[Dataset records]
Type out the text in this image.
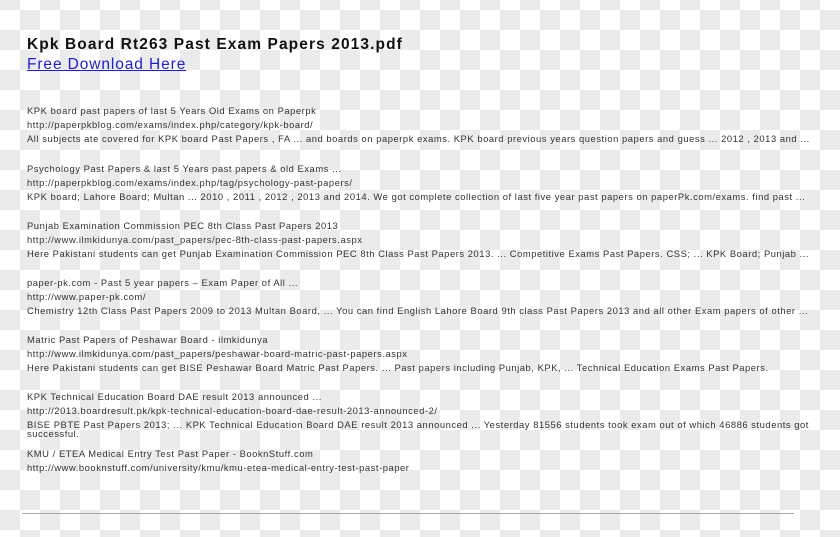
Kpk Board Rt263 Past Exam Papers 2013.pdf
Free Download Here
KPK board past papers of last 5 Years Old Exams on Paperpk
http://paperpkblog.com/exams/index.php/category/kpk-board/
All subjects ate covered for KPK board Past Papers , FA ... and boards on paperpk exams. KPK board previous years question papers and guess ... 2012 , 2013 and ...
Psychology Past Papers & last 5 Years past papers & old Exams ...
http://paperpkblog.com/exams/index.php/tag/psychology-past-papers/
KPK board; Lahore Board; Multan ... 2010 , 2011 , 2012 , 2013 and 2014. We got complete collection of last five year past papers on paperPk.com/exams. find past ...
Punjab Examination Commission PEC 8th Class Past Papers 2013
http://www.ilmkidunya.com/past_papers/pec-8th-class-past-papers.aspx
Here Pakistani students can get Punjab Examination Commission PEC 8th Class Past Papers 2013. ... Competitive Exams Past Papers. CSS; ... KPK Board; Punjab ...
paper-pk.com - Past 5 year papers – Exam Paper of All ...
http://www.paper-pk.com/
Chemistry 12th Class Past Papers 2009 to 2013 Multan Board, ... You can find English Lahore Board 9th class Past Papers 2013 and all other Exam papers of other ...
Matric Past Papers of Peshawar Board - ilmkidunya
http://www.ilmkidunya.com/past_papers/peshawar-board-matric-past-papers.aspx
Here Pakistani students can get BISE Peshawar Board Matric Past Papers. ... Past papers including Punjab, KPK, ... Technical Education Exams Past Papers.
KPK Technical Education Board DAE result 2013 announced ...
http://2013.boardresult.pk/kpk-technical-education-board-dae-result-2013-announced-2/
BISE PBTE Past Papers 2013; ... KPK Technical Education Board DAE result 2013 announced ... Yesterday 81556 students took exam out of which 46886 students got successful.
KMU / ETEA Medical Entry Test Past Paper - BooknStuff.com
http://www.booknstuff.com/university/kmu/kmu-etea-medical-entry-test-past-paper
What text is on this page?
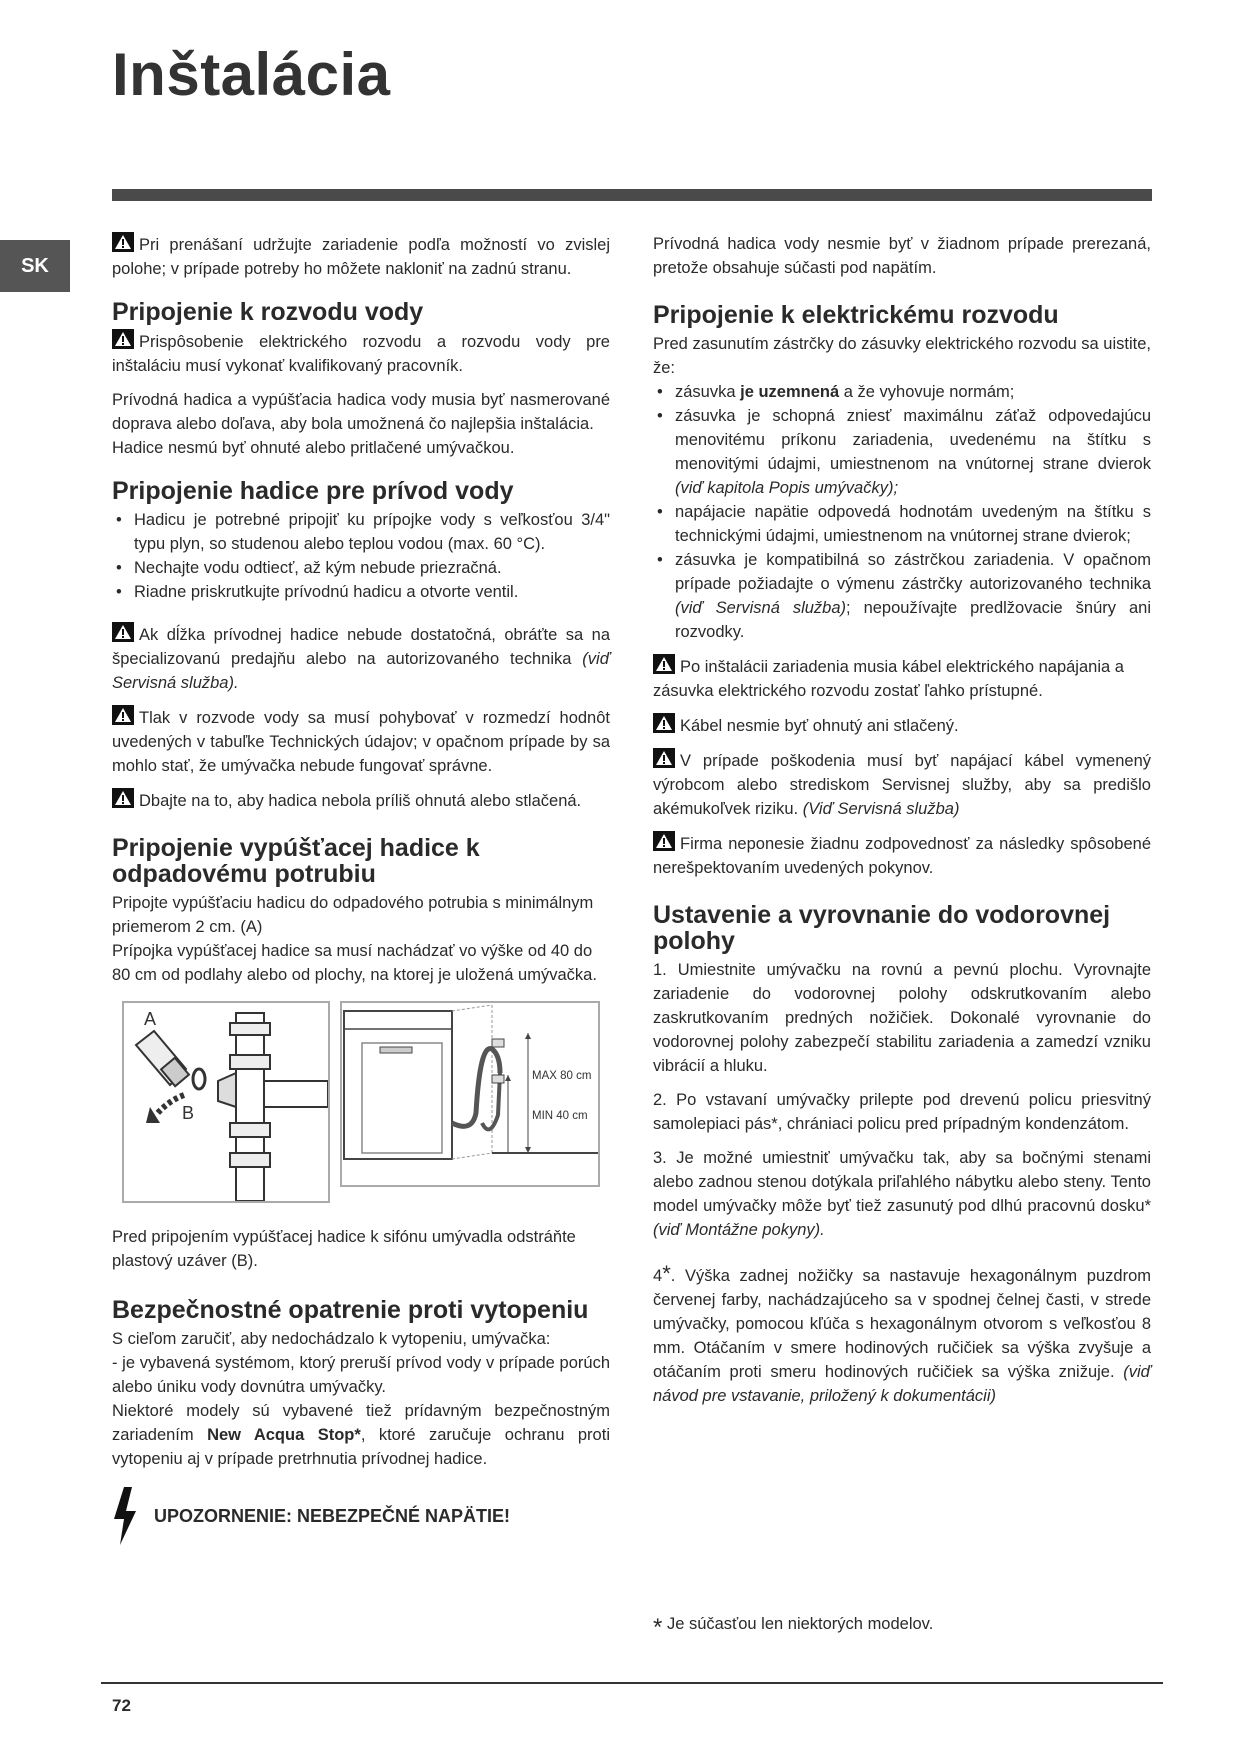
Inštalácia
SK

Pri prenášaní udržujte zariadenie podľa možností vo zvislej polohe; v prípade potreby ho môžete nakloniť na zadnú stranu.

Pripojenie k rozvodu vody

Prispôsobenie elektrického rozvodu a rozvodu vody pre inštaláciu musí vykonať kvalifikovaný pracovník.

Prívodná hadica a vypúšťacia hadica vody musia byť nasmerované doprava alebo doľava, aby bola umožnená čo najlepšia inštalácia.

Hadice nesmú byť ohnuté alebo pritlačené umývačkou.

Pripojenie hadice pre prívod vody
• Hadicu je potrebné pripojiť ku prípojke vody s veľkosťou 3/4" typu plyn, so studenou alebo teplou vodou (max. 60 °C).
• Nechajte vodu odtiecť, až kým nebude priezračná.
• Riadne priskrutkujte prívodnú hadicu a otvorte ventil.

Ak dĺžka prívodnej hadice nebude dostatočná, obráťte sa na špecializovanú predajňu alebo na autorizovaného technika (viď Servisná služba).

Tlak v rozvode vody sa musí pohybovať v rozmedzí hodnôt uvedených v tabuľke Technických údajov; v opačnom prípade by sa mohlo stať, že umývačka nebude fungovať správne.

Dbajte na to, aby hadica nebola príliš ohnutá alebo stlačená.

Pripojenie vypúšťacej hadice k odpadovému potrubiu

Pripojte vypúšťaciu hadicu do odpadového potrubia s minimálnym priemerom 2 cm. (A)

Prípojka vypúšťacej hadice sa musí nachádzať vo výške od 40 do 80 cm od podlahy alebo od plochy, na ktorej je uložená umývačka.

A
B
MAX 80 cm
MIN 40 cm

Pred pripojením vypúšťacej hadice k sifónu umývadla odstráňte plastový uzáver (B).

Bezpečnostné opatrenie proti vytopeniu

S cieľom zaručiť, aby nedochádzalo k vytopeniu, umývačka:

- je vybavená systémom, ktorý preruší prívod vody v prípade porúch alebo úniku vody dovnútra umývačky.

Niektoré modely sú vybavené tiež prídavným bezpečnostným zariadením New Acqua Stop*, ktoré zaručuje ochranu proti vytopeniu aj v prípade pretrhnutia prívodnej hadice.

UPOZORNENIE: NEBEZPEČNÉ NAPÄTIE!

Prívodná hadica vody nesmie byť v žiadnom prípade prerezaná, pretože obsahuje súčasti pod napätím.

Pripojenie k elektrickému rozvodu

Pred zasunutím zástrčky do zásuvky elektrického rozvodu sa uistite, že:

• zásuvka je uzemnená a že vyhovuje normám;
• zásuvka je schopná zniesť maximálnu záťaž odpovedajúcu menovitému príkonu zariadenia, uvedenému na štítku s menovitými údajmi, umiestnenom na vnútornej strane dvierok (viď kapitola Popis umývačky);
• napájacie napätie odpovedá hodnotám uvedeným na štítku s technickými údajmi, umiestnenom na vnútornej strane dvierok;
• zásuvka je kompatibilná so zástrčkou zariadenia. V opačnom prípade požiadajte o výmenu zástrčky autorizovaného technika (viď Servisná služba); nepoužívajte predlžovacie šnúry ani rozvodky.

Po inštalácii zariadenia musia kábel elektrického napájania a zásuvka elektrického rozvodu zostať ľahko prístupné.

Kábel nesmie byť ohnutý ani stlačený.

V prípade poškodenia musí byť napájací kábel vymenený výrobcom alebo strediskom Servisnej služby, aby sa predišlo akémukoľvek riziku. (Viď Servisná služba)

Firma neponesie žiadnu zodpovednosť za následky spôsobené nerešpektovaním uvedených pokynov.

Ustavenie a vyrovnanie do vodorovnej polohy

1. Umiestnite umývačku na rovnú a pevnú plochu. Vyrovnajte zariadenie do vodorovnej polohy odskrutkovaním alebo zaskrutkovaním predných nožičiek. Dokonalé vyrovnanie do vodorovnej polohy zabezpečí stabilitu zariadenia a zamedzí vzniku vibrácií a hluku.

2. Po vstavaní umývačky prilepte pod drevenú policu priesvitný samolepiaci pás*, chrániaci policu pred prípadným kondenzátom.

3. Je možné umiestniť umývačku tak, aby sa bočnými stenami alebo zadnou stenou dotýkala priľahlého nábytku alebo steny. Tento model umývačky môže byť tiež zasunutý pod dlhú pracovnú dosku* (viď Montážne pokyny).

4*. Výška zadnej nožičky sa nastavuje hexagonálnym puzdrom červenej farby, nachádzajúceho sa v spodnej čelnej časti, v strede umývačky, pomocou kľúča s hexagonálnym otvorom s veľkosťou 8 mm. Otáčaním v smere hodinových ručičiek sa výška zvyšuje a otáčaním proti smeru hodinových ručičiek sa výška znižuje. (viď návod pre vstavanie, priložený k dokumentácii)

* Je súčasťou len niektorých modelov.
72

==

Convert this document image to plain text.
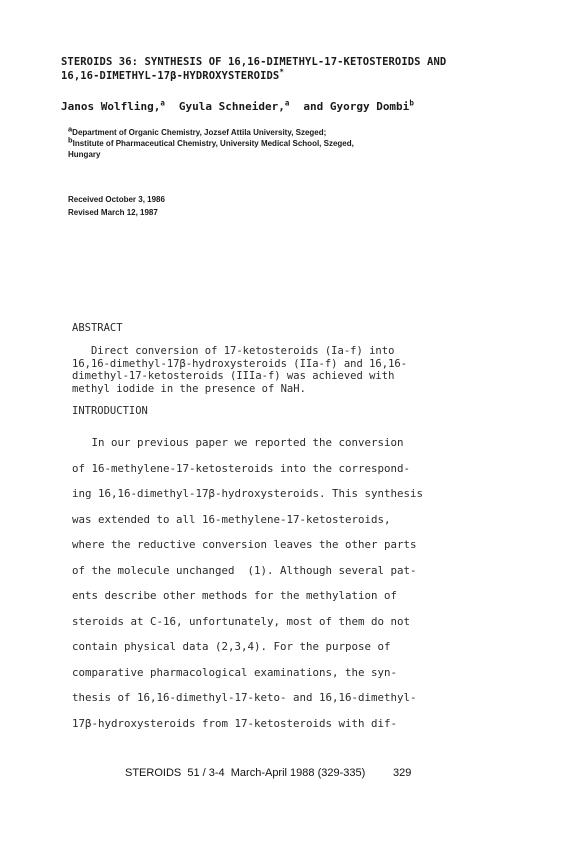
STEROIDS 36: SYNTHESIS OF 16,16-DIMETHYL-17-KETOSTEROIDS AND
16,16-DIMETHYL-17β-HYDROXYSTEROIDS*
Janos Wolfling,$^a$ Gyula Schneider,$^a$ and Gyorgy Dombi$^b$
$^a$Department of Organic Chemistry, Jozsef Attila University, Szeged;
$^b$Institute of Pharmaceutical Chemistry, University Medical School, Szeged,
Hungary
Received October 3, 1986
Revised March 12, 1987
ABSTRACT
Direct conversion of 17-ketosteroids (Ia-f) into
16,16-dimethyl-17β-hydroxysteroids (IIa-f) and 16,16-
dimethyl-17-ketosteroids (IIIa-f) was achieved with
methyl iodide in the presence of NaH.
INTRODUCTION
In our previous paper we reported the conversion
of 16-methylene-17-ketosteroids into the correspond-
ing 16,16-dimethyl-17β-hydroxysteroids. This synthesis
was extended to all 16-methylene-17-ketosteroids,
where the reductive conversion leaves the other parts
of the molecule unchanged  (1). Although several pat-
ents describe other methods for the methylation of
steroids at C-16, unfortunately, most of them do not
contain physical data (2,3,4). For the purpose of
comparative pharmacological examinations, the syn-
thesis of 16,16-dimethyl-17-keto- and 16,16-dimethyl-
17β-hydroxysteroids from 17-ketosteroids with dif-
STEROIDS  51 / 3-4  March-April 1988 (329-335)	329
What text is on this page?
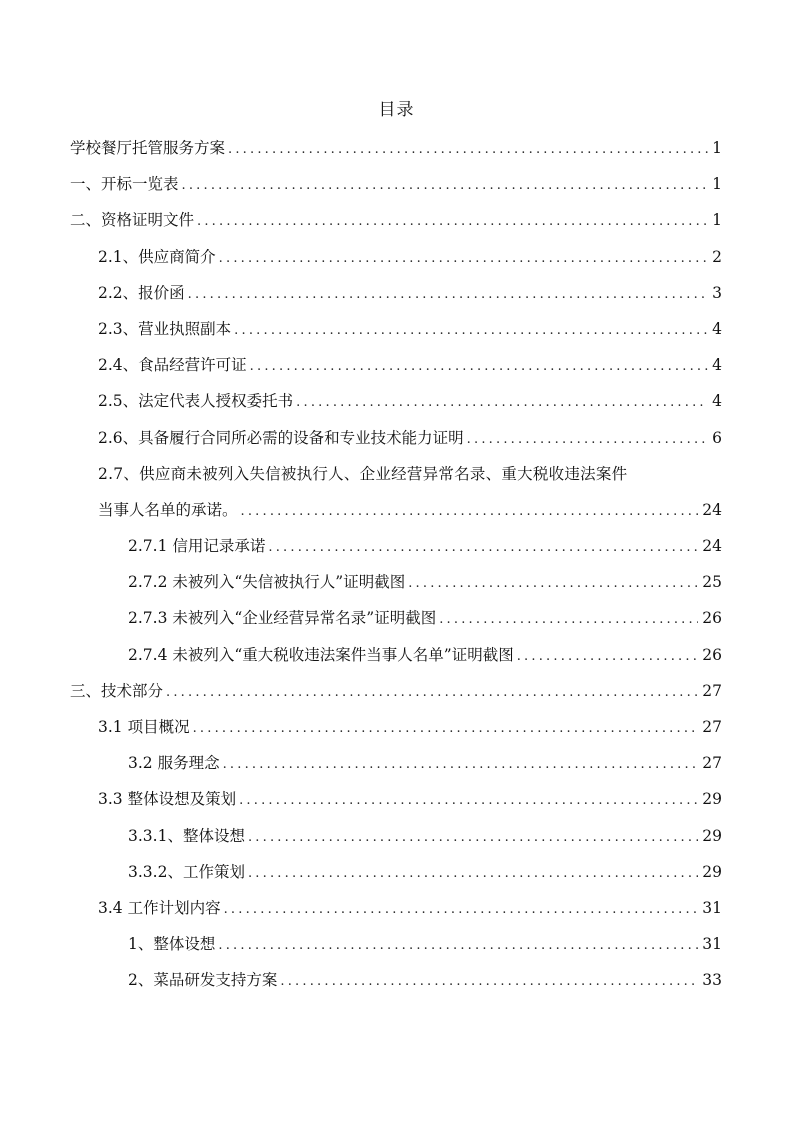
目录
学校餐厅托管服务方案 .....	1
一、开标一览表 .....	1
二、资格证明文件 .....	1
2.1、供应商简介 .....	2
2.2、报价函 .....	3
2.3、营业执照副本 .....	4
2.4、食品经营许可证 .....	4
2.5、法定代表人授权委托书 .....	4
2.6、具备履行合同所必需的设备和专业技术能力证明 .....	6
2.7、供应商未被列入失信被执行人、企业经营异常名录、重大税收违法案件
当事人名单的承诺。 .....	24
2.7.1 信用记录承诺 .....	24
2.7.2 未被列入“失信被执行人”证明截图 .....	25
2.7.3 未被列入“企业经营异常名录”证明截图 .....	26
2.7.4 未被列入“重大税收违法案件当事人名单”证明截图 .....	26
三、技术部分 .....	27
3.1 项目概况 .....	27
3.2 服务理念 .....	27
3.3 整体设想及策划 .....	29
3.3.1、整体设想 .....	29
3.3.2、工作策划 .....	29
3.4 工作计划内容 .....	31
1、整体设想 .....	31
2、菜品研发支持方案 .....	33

==

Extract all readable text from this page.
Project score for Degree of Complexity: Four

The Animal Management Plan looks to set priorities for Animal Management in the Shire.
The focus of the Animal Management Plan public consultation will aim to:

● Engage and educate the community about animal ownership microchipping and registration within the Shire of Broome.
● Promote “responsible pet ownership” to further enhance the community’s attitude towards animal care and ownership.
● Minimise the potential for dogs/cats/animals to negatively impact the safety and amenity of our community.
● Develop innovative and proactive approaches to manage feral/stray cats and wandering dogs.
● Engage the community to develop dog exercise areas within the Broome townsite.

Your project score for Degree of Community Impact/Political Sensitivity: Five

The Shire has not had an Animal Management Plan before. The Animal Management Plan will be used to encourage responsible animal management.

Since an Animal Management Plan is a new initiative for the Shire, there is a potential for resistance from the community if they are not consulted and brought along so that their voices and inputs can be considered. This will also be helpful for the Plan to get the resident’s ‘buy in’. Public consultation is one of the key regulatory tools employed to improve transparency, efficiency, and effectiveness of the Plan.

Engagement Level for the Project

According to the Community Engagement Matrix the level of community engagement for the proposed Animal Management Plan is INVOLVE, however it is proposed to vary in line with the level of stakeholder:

What you will do>
Using the records above, copy every line that has the word "ilmkidunya" in it.

The completed task>
http://www.ilmkidunya.com/past_papers/pec-8th-class-past-papers.aspx
Matric Past Papers of Peshawar Board - ilmkidunya
http://www.ilmkidunya.com/past_papers/peshawar-board-matric-past-papers.aspx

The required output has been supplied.